(Data records)
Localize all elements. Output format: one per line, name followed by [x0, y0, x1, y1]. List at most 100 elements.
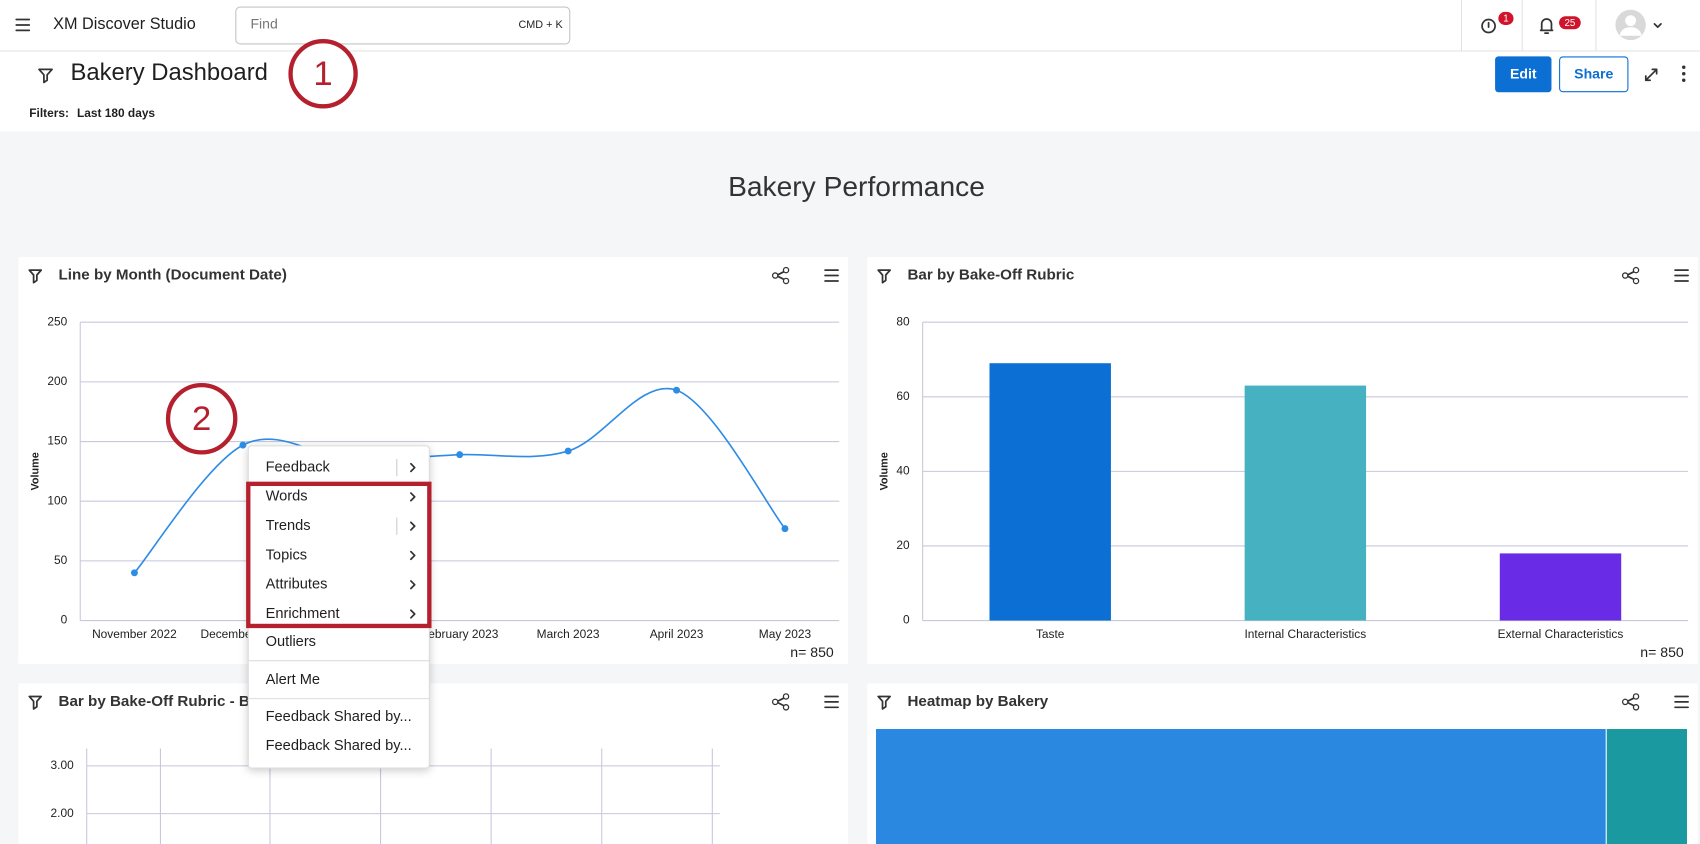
- help-badge-text: 1: [1503, 14, 1508, 25]
- x-tick-label: March 2023: [537, 627, 600, 641]
- widget-filter-icon[interactable]: [877, 269, 891, 284]
- heatmap-cell: [876, 729, 1606, 844]
- app-name[interactable]: XM Discover Studio: [53, 15, 196, 33]
- edit-button[interactable]: [1495, 56, 1552, 93]
- search-box[interactable]: [235, 6, 571, 45]
- menu-item[interactable]: Outliers: [266, 634, 316, 650]
- context-menu: Feedback Words Trends Topics Attributes Enric…: [247, 445, 430, 769]
- x-tick-label: April 2023: [650, 627, 704, 641]
- widget-title: Heatmap by Bakery: [907, 693, 1048, 710]
- x-tick-label: May 2023: [759, 627, 812, 641]
- x-tick-label: February 2023: [421, 627, 499, 641]
- share-icon-node: [771, 698, 779, 706]
- y-tick-label: 200: [47, 374, 67, 388]
- dashboard-title: Bakery Dashboard: [70, 59, 267, 86]
- y-tick-label: 150: [47, 434, 67, 448]
- y-tick-label: 60: [896, 389, 910, 403]
- data-point: [781, 525, 789, 533]
- annotations: 12: [165, 39, 432, 629]
- avatar-chevron[interactable]: [1653, 22, 1662, 28]
- kebab-dot[interactable]: [1682, 72, 1686, 76]
- y-tick-label: 250: [47, 314, 67, 328]
- menu-item[interactable]: Trends: [266, 518, 311, 534]
- filters-value: Last 180 days: [77, 106, 155, 120]
- share-icon-node: [782, 277, 790, 285]
- kebab-dot[interactable]: [1682, 65, 1686, 69]
- menu-item[interactable]: Enrichment: [266, 606, 340, 622]
- share-icon-node: [782, 693, 790, 700]
- sample-size: n= 850: [790, 644, 834, 660]
- share-icon-node: [1621, 698, 1629, 706]
- annotation-number: 1: [313, 55, 332, 93]
- section-title: Bakery Performance: [728, 170, 985, 202]
- edit-button-text[interactable]: Edit: [1510, 66, 1537, 82]
- widget-title: Bar by Bake-Off Rubric: [907, 267, 1074, 284]
- menu-item[interactable]: Feedback: [266, 459, 331, 475]
- fullscreen-icon[interactable]: [1644, 68, 1658, 82]
- menu-item[interactable]: Feedback Shared by...: [266, 709, 412, 725]
- search-shortcut: CMD + K: [518, 19, 563, 31]
- menu-item[interactable]: Feedback Shared by...: [266, 738, 412, 754]
- share-icon-node: [1632, 704, 1640, 711]
- menu-icon[interactable]: [15, 18, 31, 32]
- data-point: [673, 386, 680, 394]
- x-tick-label: Taste: [1036, 627, 1065, 641]
- widget-menu-icon[interactable]: [1674, 695, 1689, 709]
- y-tick-label: 20: [896, 538, 910, 552]
- widget-title: Line by Month (Document Date): [59, 267, 287, 284]
- y-tick-label: 50: [54, 553, 68, 567]
- widget-title: Bar by Bake-Off Rubric - B: [59, 693, 250, 710]
- share-icon-node: [1632, 693, 1640, 700]
- menu-item[interactable]: Topics: [266, 547, 307, 563]
- search-placeholder: Find: [250, 16, 277, 32]
- x-tick-label: External Characteristics: [1498, 627, 1624, 641]
- heatmap-cell: [1606, 729, 1687, 844]
- widget-menu-icon[interactable]: [824, 695, 839, 709]
- filter-icon[interactable]: [38, 68, 53, 84]
- bell-icon[interactable]: [1539, 18, 1554, 34]
- share-icon-node: [771, 272, 779, 279]
- submenu-chevron: [410, 492, 416, 502]
- sample-size: n= 850: [1640, 644, 1684, 660]
- y-axis-label: Volume: [879, 452, 891, 490]
- data-point: [239, 441, 247, 449]
- avatar-body: [1619, 27, 1642, 36]
- kebab-dot[interactable]: [1682, 78, 1686, 83]
- widget: [18, 683, 848, 844]
- widget-menu-icon[interactable]: [1674, 269, 1689, 282]
- data-point: [564, 447, 572, 455]
- widget-filter-icon[interactable]: [877, 695, 891, 710]
- help-icon[interactable]: [1481, 18, 1496, 34]
- share-icon-node: [1632, 277, 1640, 285]
- x-tick-label: Internal Characteristics: [1244, 627, 1366, 641]
- share-icon-node: [1621, 272, 1629, 279]
- y-tick-label: 100: [47, 493, 67, 507]
- annotation-number: 2: [192, 400, 211, 438]
- bar: [1244, 385, 1367, 621]
- widget-menu-icon[interactable]: [824, 269, 839, 282]
- y-axis-label: Volume: [30, 452, 42, 490]
- notification-badge-text: 25: [1564, 18, 1575, 29]
- data-point: [130, 569, 138, 577]
- menu-item[interactable]: Attributes: [266, 577, 328, 593]
- widget-filter-icon[interactable]: [28, 695, 43, 710]
- submenu-chevron: [410, 462, 416, 473]
- bar: [1499, 553, 1622, 621]
- widgets: Line by Month (Document Date) n= 850 0 50 10…: [18, 257, 1698, 844]
- y-tick-label: 2.00: [51, 806, 75, 820]
- avatar-head: [1625, 15, 1637, 27]
- submenu-chevron: [410, 580, 416, 590]
- menu-item[interactable]: Alert Me: [266, 672, 320, 688]
- share-button-text[interactable]: Share: [1574, 66, 1613, 82]
- highlight-box: [246, 481, 432, 629]
- share-button[interactable]: [1559, 56, 1629, 93]
- share-icon-node: [782, 704, 790, 711]
- y-tick-label: 0: [903, 613, 910, 627]
- annotation-circle: [165, 382, 238, 455]
- submenu-chevron: [410, 609, 416, 619]
- widget-filter-icon[interactable]: [28, 269, 43, 284]
- bar: [989, 363, 1111, 621]
- menu-item[interactable]: Words: [266, 489, 308, 505]
- submenu-chevron: [410, 521, 416, 531]
- data-point: [456, 451, 464, 459]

**Aim of the exercise:** Please rewrite the stretch from "- help-badge-text: 1: [1503, 14, 1508, 25]" through "- edit-button[interactable]: [1495, 56, 1552, 93]" with "heatmap-cell" changed to "heatmap-tile" and all else left unchanged.

**Complete response:**
- help-badge-text: 1: [1503, 14, 1508, 25]
- x-tick-label: March 2023: [537, 627, 600, 641]
- widget-filter-icon[interactable]: [877, 269, 891, 284]
- heatmap-tile: [876, 729, 1606, 844]
- app-name[interactable]: XM Discover Studio: [53, 15, 196, 33]
- edit-button[interactable]: [1495, 56, 1552, 93]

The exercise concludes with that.